**DIRECTIVE**
Below are some entries. Output each one exactly as it appears.

══════════

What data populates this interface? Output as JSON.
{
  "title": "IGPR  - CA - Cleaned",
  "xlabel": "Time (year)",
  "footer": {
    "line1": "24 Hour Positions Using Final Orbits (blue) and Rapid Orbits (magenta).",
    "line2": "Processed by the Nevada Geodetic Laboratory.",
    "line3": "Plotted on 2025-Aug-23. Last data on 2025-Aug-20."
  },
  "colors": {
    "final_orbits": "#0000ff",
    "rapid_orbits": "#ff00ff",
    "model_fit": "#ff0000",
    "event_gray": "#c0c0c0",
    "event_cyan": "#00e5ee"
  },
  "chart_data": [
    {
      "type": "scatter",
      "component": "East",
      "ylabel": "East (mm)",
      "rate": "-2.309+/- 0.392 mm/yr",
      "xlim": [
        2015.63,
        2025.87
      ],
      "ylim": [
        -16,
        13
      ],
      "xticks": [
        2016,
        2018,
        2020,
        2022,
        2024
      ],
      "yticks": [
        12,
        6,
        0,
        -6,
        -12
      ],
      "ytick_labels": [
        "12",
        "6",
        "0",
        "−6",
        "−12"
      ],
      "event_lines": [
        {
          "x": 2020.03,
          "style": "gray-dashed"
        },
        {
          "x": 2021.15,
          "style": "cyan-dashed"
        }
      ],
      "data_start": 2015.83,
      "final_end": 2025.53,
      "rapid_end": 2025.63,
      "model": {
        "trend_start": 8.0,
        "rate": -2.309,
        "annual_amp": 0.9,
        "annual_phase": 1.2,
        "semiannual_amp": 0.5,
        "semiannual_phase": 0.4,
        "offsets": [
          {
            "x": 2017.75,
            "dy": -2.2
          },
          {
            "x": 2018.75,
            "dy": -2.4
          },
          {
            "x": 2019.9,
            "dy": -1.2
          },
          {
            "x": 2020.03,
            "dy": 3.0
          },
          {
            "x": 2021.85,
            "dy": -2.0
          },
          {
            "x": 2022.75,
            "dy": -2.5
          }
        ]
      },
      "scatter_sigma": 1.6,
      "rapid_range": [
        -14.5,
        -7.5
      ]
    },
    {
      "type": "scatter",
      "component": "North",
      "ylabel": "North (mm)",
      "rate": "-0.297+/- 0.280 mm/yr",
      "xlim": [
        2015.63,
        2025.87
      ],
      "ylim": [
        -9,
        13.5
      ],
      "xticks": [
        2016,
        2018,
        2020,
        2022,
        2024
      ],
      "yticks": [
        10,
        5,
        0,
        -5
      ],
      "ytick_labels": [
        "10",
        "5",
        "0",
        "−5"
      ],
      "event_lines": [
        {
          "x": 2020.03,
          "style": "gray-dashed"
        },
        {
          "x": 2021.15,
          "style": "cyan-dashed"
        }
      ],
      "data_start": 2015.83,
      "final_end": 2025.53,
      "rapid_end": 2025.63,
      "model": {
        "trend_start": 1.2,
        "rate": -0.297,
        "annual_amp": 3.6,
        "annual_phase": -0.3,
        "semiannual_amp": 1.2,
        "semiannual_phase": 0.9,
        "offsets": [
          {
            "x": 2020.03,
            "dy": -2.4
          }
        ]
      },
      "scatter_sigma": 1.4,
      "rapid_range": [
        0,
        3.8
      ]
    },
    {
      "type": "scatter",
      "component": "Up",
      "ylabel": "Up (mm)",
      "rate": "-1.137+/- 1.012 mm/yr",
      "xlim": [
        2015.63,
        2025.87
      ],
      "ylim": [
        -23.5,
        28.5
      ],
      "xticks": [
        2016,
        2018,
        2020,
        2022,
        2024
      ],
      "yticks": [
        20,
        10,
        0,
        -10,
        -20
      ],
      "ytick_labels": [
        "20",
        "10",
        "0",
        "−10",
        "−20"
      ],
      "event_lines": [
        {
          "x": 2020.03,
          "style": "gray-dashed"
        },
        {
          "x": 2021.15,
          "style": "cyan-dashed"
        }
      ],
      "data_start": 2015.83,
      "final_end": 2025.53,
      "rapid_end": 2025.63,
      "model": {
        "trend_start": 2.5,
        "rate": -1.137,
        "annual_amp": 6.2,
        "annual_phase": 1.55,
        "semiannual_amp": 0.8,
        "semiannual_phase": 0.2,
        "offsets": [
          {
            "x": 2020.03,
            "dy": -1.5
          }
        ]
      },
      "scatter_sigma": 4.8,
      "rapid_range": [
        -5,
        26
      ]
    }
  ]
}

══════════

**RESULT OF THIS EXERCISE**
What data populates this interface? Output as JSON.
{
  "title": "IGPR  - CA - Cleaned",
  "xlabel": "Time (year)",
  "footer": {
    "line1": "24 Hour Positions Using Final Orbits (blue) and Rapid Orbits (magenta).",
    "line2": "Processed by the Nevada Geodetic Laboratory.",
    "line3": "Plotted on 2025-Aug-23. Last data on 2025-Aug-20."
  },
  "colors": {
    "final_orbits": "#0000ff",
    "rapid_orbits": "#ff00ff",
    "model_fit": "#ff0000",
    "event_gray": "#c0c0c0",
    "event_cyan": "#00e5ee"
  },
  "chart_data": [
    {
      "type": "scatter",
      "component": "East",
      "ylabel": "East (mm)",
      "rate": "-2.309+/- 0.392 mm/yr",
      "xlim": [
        2015.63,
        2025.87
      ],
      "ylim": [
        -16,
        13
      ],
      "xticks": [
        2016,
        2018,
        2020,
        2022,
        2024
      ],
      "yticks": [
        12,
        6,
        0,
        -6,
        -12
      ],
      "ytick_labels": [
        "12",
        "6",
        "0",
        "−6",
        "−12"
      ],
      "event_lines": [
        {
          "x": 2020.03,
          "style": "gray-dashed"
        },
        {
          "x": 2021.15,
          "style": "cyan-dashed"
        }
      ],
      "data_start": 2015.83,
      "final_end": 2025.53,
      "rapid_end": 2025.63,
      "model": {
        "trend_start": 8.0,
        "rate": -2.309,
        "annual_amp": 0.9,
        "annual_phase": 1.2,
        "semiannual_amp": 0.5,
        "semiannual_phase": 0.4,
        "offsets": [
          {
            "x": 2017.75,
            "dy": -2.2
          },
          {
            "x": 2018.75,
            "dy": -2.4
          },
          {
            "x": 2019.9,
            "dy": -1.2
          },
          {
            "x": 2020.03,
            "dy": 3.0
          },
          {
            "x": 2021.85,
            "dy": -2.0
          },
          {
            "x": 2022.75,
            "dy": -2.5
          }
        ]
      },
      "scatter_sigma": 1.6,
      "rapid_range": [
        -14.5,
        -7.5
      ]
    },
    {
      "type": "scatter",
      "component": "North",
      "ylabel": "North (mm)",
      "rate": "-0.297+/- 0.280 mm/yr",
      "xlim": [
        2015.63,
        2025.87
      ],
      "ylim": [
        -9,
        13.5
      ],
      "xticks": [
        2016,
        2018,
        2020,
        2022,
        2024
      ],
      "yticks": [
        10,
        5,
        0,
        -5
      ],
      "ytick_labels": [
        "10",
        "5",
        "0",
        "−5"
      ],
      "event_lines": [
        {
          "x": 2020.03,
          "style": "gray-dashed"
        },
        {
          "x": 2021.15,
          "style": "cyan-dashed"
        }
      ],
      "data_start": 2015.83,
      "final_end": 2025.53,
      "rapid_end": 2025.63,
      "model": {
        "trend_start": 1.2,
        "rate": -0.297,
        "annual_amp": 3.6,
        "annual_phase": -0.3,
        "semiannual_amp": 1.2,
        "semiannual_phase": 0.9,
        "offsets": [
          {
            "x": 2020.03,
            "dy": -2.4
          }
        ]
      },
      "scatter_sigma": 1.4,
      "rapid_range": [
        0,
        3.8
      ]
    },
    {
      "type": "scatter",
      "component": "Up",
      "ylabel": "Up (mm)",
      "rate": "-1.137+/- 1.012 mm/yr",
      "xlim": [
        2015.63,
        2025.87
      ],
      "ylim": [
        -23.5,
        28.5
      ],
      "xticks": [
        2016,
        2018,
        2020,
        2022,
        2024
      ],
      "yticks": [
        20,
        10,
        0,
        -10,
        -20
      ],
      "ytick_labels": [
        "20",
        "10",
        "0",
        "−10",
        "−20"
      ],
      "event_lines": [
        {
          "x": 2020.03,
          "style": "gray-dashed"
        },
        {
          "x": 2021.15,
          "style": "cyan-dashed"
        }
      ],
      "data_start": 2015.83,
      "final_end": 2025.53,
      "rapid_end": 2025.63,
      "model": {
        "trend_start": 2.5,
        "rate": -1.137,
        "annual_amp": 6.2,
        "annual_phase": 1.55,
        "semiannual_amp": 0.8,
        "semiannual_phase": 0.2,
        "offsets": [
          {
            "x": 2020.03,
            "dy": -1.5
          }
        ]
      },
      "scatter_sigma": 4.8,
      "rapid_range": [
        -5,
        26
      ]
    }
  ]
}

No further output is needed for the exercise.